▶ WRITTEN INSTRUCTION
Go through the lines below. Copy those with "mumkin".

▶ DATA LISTING
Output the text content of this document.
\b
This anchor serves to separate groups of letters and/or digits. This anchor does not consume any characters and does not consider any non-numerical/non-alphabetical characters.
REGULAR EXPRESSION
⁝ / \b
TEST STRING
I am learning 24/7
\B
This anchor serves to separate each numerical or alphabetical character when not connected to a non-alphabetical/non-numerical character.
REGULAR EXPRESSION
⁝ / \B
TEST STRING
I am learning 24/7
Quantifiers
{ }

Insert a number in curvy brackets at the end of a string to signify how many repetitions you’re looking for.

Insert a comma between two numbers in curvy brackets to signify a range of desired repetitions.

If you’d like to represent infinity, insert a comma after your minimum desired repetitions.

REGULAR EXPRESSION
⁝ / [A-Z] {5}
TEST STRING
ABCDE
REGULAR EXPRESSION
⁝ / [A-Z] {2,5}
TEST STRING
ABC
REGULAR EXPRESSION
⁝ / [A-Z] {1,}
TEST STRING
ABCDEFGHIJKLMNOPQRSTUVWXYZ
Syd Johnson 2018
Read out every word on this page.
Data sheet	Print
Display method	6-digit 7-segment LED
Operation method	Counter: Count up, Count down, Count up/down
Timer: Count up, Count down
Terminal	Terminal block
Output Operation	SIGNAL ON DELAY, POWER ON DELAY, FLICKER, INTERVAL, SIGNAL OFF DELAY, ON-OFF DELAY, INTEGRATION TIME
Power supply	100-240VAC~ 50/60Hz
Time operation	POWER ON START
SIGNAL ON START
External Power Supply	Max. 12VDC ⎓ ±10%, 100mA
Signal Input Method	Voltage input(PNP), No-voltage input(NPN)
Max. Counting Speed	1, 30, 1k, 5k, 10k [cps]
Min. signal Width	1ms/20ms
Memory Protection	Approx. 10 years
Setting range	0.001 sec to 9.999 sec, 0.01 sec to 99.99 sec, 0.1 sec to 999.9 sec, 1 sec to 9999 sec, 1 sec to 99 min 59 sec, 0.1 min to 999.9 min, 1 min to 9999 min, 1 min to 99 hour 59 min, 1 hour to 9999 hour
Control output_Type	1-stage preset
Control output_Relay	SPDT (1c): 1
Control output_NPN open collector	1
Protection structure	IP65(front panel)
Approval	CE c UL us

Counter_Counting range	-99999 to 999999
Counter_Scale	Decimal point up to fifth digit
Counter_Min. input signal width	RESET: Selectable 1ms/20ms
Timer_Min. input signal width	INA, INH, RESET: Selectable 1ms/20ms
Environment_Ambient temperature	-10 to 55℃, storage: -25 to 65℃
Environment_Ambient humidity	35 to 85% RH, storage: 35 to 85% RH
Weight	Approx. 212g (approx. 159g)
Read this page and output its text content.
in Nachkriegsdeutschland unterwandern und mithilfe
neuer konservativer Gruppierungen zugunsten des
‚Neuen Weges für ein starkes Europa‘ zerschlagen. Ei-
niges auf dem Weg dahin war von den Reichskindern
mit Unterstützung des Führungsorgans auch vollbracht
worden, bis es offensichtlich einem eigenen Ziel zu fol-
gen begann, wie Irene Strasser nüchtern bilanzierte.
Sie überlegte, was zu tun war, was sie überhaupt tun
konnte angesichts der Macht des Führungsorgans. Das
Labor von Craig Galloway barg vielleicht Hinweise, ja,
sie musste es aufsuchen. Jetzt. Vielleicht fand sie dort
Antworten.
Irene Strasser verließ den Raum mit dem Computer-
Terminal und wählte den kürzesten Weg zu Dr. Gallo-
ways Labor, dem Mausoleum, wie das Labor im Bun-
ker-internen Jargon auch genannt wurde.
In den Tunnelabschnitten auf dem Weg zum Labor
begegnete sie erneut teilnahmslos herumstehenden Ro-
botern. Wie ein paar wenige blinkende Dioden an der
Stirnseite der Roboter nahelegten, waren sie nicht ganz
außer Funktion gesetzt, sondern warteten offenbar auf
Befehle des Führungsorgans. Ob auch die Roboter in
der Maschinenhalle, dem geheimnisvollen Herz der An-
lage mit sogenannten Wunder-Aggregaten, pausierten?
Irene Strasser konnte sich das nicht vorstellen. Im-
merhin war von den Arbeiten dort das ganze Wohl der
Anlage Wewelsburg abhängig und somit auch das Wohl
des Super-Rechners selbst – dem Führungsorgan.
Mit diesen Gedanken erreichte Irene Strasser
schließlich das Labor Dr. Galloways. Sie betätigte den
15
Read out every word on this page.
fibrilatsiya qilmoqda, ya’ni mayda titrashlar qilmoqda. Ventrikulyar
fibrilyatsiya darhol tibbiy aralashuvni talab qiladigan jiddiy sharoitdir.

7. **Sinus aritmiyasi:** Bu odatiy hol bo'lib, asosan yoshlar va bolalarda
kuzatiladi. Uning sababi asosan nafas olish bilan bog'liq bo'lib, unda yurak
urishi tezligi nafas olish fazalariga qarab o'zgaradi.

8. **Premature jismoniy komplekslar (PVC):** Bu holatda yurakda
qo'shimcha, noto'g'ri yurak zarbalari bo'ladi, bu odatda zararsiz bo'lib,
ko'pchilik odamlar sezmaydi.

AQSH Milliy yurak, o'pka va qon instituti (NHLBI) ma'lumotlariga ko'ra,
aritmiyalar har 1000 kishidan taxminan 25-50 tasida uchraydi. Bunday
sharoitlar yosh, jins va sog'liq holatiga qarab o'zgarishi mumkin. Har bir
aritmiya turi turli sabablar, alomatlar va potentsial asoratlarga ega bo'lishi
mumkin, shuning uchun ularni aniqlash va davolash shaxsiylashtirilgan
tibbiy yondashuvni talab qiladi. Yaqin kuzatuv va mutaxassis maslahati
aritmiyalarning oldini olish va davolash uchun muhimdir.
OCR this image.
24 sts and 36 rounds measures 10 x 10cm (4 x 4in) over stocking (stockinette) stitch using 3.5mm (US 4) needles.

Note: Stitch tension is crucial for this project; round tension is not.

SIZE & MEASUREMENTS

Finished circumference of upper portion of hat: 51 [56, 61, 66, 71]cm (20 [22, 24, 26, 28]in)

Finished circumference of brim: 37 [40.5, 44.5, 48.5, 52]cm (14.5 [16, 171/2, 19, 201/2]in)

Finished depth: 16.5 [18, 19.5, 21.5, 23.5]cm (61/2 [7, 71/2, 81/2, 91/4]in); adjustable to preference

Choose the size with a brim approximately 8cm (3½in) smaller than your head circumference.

▶ PROBLEM SOLUTION
sharoitlar yosh, jins va sog'liq holatiga qarab o'zgarishi mumkin. Har bir
mumkin, shuning uchun ularni aniqlash va davolash shaxsiylashtirilgan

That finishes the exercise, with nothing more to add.